## PROMPT
Output every entry exactly as given.

====

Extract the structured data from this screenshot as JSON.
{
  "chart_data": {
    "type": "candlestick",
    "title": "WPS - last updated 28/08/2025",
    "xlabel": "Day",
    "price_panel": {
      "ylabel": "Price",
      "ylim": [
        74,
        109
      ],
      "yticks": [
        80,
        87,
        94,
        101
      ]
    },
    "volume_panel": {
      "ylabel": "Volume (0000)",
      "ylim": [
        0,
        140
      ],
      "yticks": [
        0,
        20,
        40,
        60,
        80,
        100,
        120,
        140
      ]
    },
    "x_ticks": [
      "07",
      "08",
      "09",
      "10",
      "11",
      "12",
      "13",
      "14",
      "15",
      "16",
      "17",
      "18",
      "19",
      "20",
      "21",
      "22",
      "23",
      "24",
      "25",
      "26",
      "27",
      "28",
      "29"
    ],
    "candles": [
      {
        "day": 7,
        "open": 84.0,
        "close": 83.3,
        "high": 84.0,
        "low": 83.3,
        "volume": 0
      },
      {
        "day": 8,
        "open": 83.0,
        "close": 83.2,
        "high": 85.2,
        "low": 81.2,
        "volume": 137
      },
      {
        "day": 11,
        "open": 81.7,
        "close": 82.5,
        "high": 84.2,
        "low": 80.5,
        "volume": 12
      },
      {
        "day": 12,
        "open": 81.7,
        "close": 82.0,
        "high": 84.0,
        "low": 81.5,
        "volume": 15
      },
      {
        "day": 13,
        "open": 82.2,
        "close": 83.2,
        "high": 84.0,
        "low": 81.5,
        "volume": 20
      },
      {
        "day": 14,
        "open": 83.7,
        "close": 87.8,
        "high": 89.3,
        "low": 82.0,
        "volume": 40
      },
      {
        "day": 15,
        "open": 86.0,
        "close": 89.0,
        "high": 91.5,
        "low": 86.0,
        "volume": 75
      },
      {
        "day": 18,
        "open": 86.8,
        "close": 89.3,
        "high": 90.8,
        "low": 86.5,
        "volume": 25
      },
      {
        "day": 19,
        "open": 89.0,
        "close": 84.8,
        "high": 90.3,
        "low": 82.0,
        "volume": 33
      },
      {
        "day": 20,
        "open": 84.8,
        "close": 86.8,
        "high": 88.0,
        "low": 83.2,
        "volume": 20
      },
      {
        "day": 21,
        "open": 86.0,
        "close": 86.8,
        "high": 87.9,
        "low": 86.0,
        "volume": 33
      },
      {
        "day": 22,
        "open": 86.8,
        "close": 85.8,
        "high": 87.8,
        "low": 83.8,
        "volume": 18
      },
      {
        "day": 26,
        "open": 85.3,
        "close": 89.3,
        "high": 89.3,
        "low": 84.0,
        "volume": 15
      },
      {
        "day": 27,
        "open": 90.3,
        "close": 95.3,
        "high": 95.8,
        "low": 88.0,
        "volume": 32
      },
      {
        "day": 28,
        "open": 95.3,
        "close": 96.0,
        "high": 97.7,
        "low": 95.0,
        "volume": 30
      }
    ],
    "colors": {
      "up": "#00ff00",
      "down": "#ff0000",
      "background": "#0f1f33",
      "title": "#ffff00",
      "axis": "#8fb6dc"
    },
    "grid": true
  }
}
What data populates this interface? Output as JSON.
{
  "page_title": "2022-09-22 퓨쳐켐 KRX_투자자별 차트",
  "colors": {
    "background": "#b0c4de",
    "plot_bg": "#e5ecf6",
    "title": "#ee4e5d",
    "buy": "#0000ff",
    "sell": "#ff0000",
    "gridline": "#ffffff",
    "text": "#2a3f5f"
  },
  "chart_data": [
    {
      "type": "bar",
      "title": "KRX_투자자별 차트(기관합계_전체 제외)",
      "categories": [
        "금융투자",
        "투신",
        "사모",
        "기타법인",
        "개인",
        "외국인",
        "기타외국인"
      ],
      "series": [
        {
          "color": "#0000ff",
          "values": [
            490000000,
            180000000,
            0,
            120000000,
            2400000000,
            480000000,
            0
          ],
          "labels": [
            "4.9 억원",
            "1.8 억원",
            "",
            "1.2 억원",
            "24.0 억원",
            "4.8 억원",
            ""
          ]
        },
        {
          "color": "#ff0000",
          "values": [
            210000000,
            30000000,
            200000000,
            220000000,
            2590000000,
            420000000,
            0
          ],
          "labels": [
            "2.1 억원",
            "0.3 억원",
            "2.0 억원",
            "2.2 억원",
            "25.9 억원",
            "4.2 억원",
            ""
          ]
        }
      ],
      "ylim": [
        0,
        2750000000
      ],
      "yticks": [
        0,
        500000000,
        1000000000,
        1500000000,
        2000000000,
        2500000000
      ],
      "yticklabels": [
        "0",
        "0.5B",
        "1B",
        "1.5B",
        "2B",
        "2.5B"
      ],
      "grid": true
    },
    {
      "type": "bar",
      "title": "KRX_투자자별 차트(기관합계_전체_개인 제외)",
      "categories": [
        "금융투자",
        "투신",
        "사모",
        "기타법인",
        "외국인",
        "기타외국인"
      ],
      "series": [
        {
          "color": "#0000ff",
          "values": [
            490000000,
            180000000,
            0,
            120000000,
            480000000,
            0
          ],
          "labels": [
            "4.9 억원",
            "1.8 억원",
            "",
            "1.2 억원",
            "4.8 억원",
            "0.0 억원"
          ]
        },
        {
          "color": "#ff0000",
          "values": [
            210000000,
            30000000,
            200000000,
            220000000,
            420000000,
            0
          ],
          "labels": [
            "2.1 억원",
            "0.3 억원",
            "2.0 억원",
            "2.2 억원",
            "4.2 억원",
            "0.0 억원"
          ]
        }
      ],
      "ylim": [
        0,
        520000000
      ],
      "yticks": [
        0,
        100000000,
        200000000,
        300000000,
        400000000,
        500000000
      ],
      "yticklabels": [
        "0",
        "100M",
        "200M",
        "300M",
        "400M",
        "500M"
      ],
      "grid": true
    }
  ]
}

====

## OUTPUT OF THE EXERCISE
Extract the structured data from this screenshot as JSON.
{
  "chart_data": {
    "type": "candlestick",
    "title": "WPS - last updated 28/08/2025",
    "xlabel": "Day",
    "price_panel": {
      "ylabel": "Price",
      "ylim": [
        74,
        109
      ],
      "yticks": [
        80,
        87,
        94,
        101
      ]
    },
    "volume_panel": {
      "ylabel": "Volume (0000)",
      "ylim": [
        0,
        140
      ],
      "yticks": [
        0,
        20,
        40,
        60,
        80,
        100,
        120,
        140
      ]
    },
    "x_ticks": [
      "07",
      "08",
      "09",
      "10",
      "11",
      "12",
      "13",
      "14",
      "15",
      "16",
      "17",
      "18",
      "19",
      "20",
      "21",
      "22",
      "23",
      "24",
      "25",
      "26",
      "27",
      "28",
      "29"
    ],
    "candles": [
      {
        "day": 7,
        "open": 84.0,
        "close": 83.3,
        "high": 84.0,
        "low": 83.3,
        "volume": 0
      },
      {
        "day": 8,
        "open": 83.0,
        "close": 83.2,
        "high": 85.2,
        "low": 81.2,
        "volume": 137
      },
      {
        "day": 11,
        "open": 81.7,
        "close": 82.5,
        "high": 84.2,
        "low": 80.5,
        "volume": 12
      },
      {
        "day": 12,
        "open": 81.7,
        "close": 82.0,
        "high": 84.0,
        "low": 81.5,
        "volume": 15
      },
      {
        "day": 13,
        "open": 82.2,
        "close": 83.2,
        "high": 84.0,
        "low": 81.5,
        "volume": 20
      },
      {
        "day": 14,
        "open": 83.7,
        "close": 87.8,
        "high": 89.3,
        "low": 82.0,
        "volume": 40
      },
      {
        "day": 15,
        "open": 86.0,
        "close": 89.0,
        "high": 91.5,
        "low": 86.0,
        "volume": 75
      },
      {
        "day": 18,
        "open": 86.8,
        "close": 89.3,
        "high": 90.8,
        "low": 86.5,
        "volume": 25
      },
      {
        "day": 19,
        "open": 89.0,
        "close": 84.8,
        "high": 90.3,
        "low": 82.0,
        "volume": 33
      },
      {
        "day": 20,
        "open": 84.8,
        "close": 86.8,
        "high": 88.0,
        "low": 83.2,
        "volume": 20
      },
      {
        "day": 21,
        "open": 86.0,
        "close": 86.8,
        "high": 87.9,
        "low": 86.0,
        "volume": 33
      },
      {
        "day": 22,
        "open": 86.8,
        "close": 85.8,
        "high": 87.8,
        "low": 83.8,
        "volume": 18
      },
      {
        "day": 26,
        "open": 85.3,
        "close": 89.3,
        "high": 89.3,
        "low": 84.0,
        "volume": 15
      },
      {
        "day": 27,
        "open": 90.3,
        "close": 95.3,
        "high": 95.8,
        "low": 88.0,
        "volume": 32
      },
      {
        "day": 28,
        "open": 95.3,
        "close": 96.0,
        "high": 97.7,
        "low": 95.0,
        "volume": 30
      }
    ],
    "colors": {
      "up": "#00ff00",
      "down": "#ff0000",
      "background": "#0f1f33",
      "title": "#ffff00",
      "axis": "#8fb6dc"
    },
    "grid": true
  }
}
What data populates this interface? Output as JSON.
{
  "page_title": "2022-09-22 퓨쳐켐 KRX_투자자별 차트",
  "colors": {
    "background": "#b0c4de",
    "plot_bg": "#e5ecf6",
    "title": "#ee4e5d",
    "buy": "#0000ff",
    "sell": "#ff0000",
    "gridline": "#ffffff",
    "text": "#2a3f5f"
  },
  "chart_data": [
    {
      "type": "bar",
      "title": "KRX_투자자별 차트(기관합계_전체 제외)",
      "categories": [
        "금융투자",
        "투신",
        "사모",
        "기타법인",
        "개인",
        "외국인",
        "기타외국인"
      ],
      "series": [
        {
          "color": "#0000ff",
          "values": [
            490000000,
            180000000,
            0,
            120000000,
            2400000000,
            480000000,
            0
          ],
          "labels": [
            "4.9 억원",
            "1.8 억원",
            "",
            "1.2 억원",
            "24.0 억원",
            "4.8 억원",
            ""
          ]
        },
        {
          "color": "#ff0000",
          "values": [
            210000000,
            30000000,
            200000000,
            220000000,
            2590000000,
            420000000,
            0
          ],
          "labels": [
            "2.1 억원",
            "0.3 억원",
            "2.0 억원",
            "2.2 억원",
            "25.9 억원",
            "4.2 억원",
            ""
          ]
        }
      ],
      "ylim": [
        0,
        2750000000
      ],
      "yticks": [
        0,
        500000000,
        1000000000,
        1500000000,
        2000000000,
        2500000000
      ],
      "yticklabels": [
        "0",
        "0.5B",
        "1B",
        "1.5B",
        "2B",
        "2.5B"
      ],
      "grid": true
    },
    {
      "type": "bar",
      "title": "KRX_투자자별 차트(기관합계_전체_개인 제외)",
      "categories": [
        "금융투자",
        "투신",
        "사모",
        "기타법인",
        "외국인",
        "기타외국인"
      ],
      "series": [
        {
          "color": "#0000ff",
          "values": [
            490000000,
            180000000,
            0,
            120000000,
            480000000,
            0
          ],
          "labels": [
            "4.9 억원",
            "1.8 억원",
            "",
            "1.2 억원",
            "4.8 억원",
            "0.0 억원"
          ]
        },
        {
          "color": "#ff0000",
          "values": [
            210000000,
            30000000,
            200000000,
            220000000,
            420000000,
            0
          ],
          "labels": [
            "2.1 억원",
            "0.3 억원",
            "2.0 억원",
            "2.2 억원",
            "4.2 억원",
            "0.0 억원"
          ]
        }
      ],
      "ylim": [
        0,
        520000000
      ],
      "yticks": [
        0,
        100000000,
        200000000,
        300000000,
        400000000,
        500000000
      ],
      "yticklabels": [
        "0",
        "100M",
        "200M",
        "300M",
        "400M",
        "500M"
      ],
      "grid": true
    }
  ]
}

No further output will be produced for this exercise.